Problem to solve:
What number of lines hold the word "effet"? State that number and nothing besides.

Supplied entries:
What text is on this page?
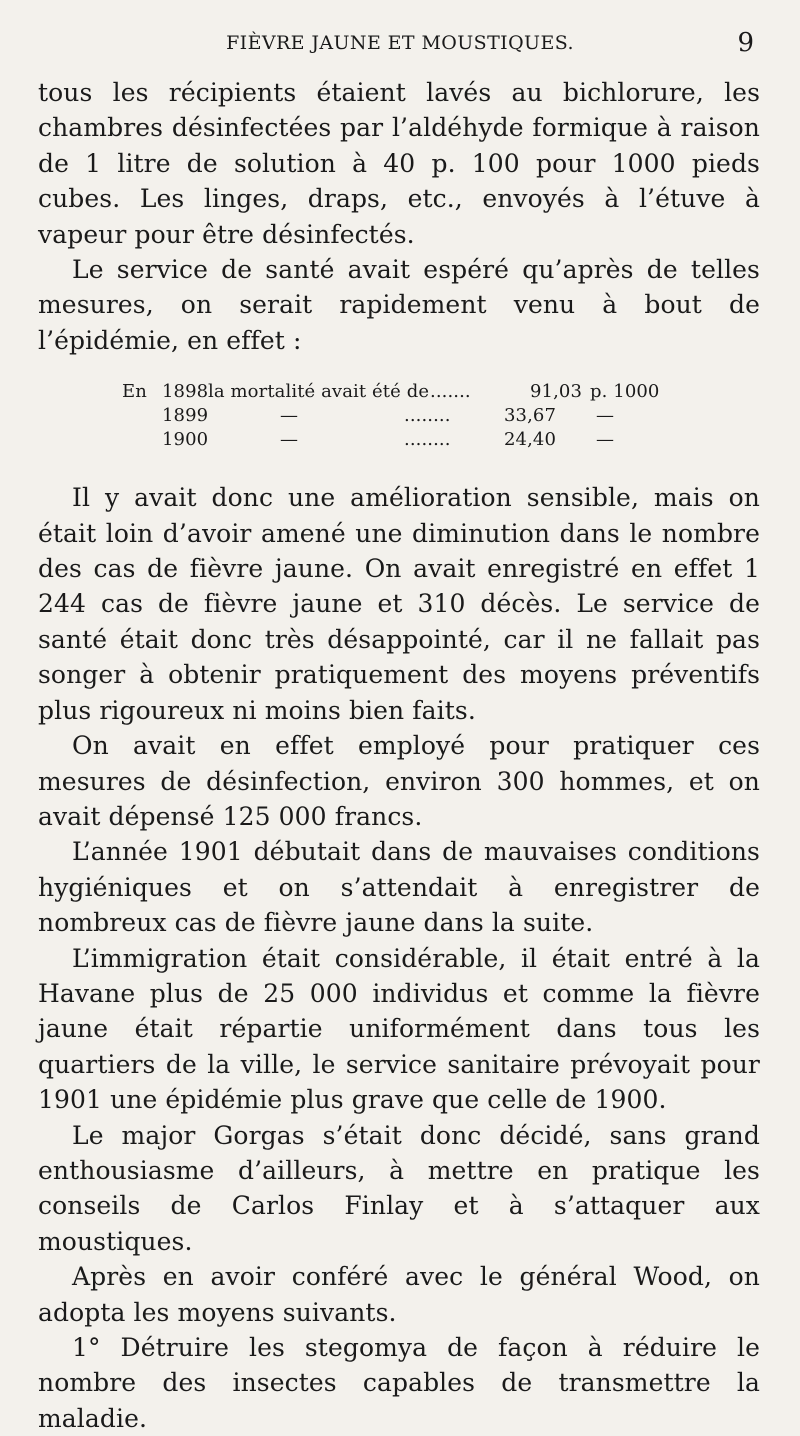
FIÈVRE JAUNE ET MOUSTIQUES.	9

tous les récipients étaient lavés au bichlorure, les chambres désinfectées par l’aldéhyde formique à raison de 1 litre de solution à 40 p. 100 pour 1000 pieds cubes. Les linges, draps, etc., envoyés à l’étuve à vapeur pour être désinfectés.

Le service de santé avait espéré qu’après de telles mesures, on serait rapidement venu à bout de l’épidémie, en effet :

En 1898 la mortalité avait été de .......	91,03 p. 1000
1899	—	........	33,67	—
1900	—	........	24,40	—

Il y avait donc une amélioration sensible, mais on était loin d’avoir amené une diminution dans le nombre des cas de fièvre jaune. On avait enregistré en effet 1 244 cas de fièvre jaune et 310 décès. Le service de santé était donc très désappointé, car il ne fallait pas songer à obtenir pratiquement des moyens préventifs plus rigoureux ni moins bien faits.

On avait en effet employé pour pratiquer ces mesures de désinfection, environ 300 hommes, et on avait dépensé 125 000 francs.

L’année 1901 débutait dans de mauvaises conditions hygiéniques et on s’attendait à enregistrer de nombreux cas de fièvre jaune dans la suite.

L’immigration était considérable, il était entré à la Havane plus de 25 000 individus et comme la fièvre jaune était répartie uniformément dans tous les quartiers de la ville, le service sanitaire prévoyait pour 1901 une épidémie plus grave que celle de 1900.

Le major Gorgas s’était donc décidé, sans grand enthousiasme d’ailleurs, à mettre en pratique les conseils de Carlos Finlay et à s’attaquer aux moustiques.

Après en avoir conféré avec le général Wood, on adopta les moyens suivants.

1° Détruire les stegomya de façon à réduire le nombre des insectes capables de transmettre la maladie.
==
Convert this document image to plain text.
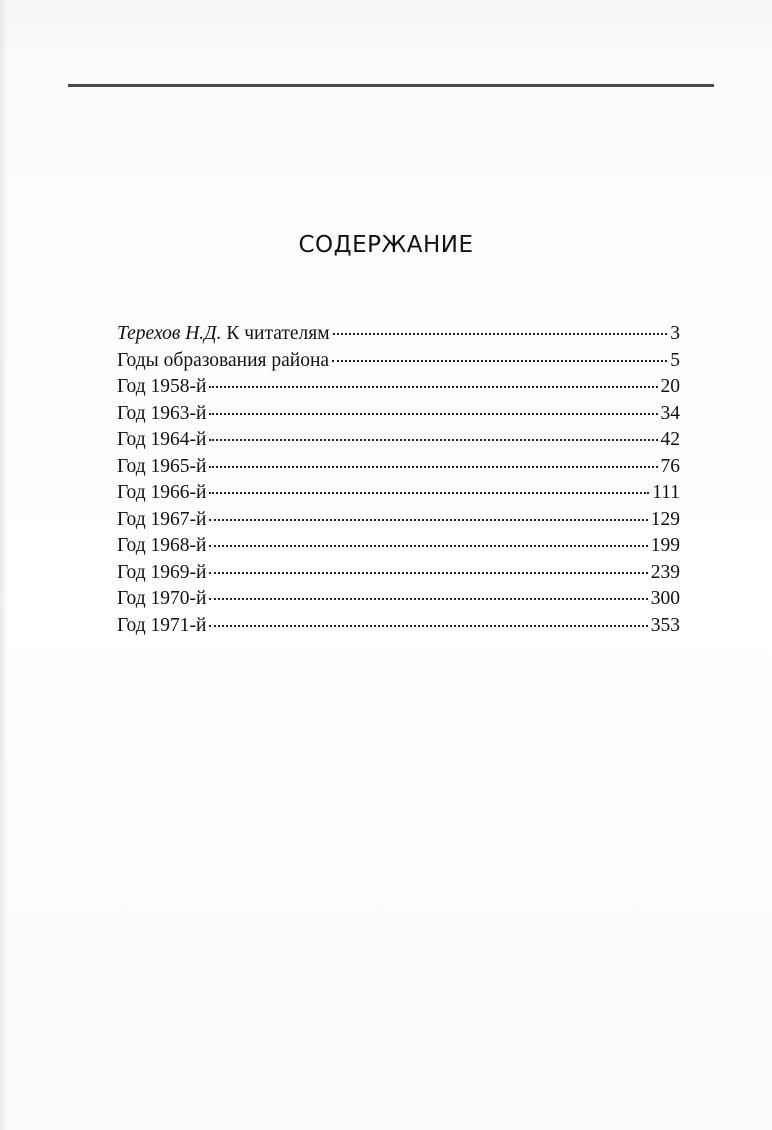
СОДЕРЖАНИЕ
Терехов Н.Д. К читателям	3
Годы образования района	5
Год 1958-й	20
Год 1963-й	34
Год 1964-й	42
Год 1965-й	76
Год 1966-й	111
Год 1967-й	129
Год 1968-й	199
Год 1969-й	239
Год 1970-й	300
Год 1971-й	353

Task answer:
3